╭─ Supplied records

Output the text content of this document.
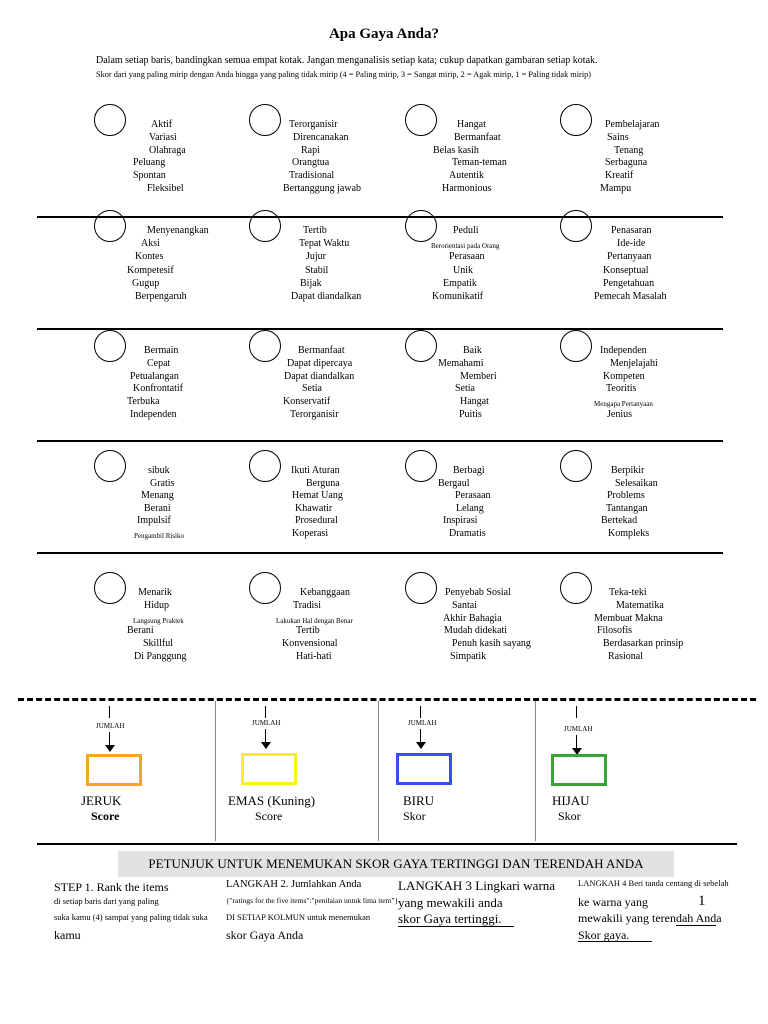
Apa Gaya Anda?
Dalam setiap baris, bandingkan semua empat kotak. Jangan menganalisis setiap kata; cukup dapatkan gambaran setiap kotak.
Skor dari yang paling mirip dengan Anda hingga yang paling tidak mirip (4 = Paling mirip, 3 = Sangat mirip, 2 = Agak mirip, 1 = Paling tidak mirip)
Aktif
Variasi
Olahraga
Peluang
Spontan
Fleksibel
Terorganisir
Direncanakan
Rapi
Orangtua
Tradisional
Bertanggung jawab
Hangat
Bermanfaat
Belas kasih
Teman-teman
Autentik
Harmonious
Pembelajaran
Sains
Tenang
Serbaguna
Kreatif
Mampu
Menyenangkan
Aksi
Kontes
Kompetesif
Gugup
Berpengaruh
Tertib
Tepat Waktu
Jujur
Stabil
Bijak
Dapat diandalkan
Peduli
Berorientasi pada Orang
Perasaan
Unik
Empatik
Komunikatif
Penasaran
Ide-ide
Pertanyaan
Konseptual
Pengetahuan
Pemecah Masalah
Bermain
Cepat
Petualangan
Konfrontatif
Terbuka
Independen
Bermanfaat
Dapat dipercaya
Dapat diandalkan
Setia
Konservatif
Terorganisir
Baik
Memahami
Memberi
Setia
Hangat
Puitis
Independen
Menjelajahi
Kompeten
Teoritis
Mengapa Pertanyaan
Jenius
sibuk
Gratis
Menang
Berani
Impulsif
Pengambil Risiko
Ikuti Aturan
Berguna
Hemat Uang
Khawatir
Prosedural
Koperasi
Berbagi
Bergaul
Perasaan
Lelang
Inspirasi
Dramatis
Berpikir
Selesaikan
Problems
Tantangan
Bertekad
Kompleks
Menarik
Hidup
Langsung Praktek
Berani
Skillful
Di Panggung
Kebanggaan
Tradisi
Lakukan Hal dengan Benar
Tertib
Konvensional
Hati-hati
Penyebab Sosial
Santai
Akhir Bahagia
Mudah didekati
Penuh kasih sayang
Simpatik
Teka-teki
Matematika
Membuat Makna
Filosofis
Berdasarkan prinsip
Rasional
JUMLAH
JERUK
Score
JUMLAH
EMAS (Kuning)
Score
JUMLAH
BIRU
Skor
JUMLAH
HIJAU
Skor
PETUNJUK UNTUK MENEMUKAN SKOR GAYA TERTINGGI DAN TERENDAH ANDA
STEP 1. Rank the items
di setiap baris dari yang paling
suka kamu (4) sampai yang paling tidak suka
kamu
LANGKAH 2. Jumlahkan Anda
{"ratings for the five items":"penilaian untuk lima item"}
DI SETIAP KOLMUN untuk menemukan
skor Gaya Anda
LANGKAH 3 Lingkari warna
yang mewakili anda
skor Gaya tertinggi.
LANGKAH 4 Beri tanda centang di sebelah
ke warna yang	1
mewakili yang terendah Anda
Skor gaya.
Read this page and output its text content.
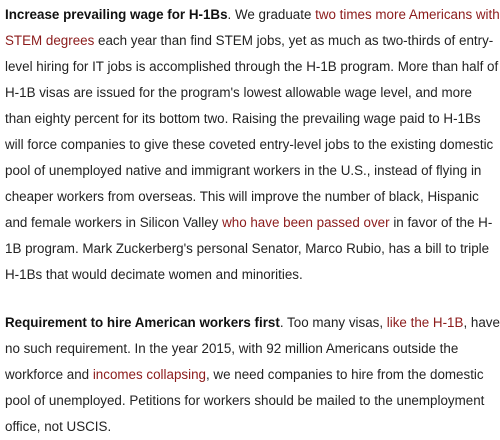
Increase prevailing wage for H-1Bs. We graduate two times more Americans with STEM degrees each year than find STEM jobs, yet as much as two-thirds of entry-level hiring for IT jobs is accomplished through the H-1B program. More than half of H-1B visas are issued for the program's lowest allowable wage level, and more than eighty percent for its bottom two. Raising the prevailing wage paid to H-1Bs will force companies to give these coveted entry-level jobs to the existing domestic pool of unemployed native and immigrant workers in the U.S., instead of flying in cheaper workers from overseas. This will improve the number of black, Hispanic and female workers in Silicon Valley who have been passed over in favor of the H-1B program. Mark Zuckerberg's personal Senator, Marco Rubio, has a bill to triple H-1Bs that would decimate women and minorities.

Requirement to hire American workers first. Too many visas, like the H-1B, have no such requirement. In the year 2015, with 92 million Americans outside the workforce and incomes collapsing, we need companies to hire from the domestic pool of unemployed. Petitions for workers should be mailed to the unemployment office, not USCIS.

╰─

Problem requirements: Copy every line above that includes the string "with".

Solution for this exercise:
Increase prevailing wage for H-1Bs. We graduate two times more Americans with STEM degrees each year than find STEM jobs, yet as much as two-thirds of entry-level hiring for IT jobs is accomplished through the H-1B program. More than half of H-1B visas are issued for the program's lowest allowable wage level, and more than eighty percent for its bottom two. Raising the prevailing wage paid to H-1Bs will force companies to give these coveted entry-level jobs to the existing domestic pool of unemployed native and immigrant workers in the U.S., instead of flying in cheaper workers from overseas. This will improve the number of black, Hispanic and female workers in Silicon Valley who have been passed over in favor of the H-1B program. Mark Zuckerberg's personal Senator, Marco Rubio, has a bill to triple H-1Bs that would decimate women and minorities.
Requirement to hire American workers first. Too many visas, like the H-1B, have no such requirement. In the year 2015, with 92 million Americans outside the workforce and incomes collapsing, we need companies to hire from the domestic pool of unemployed. Petitions for workers should be mailed to the unemployment office, not USCIS.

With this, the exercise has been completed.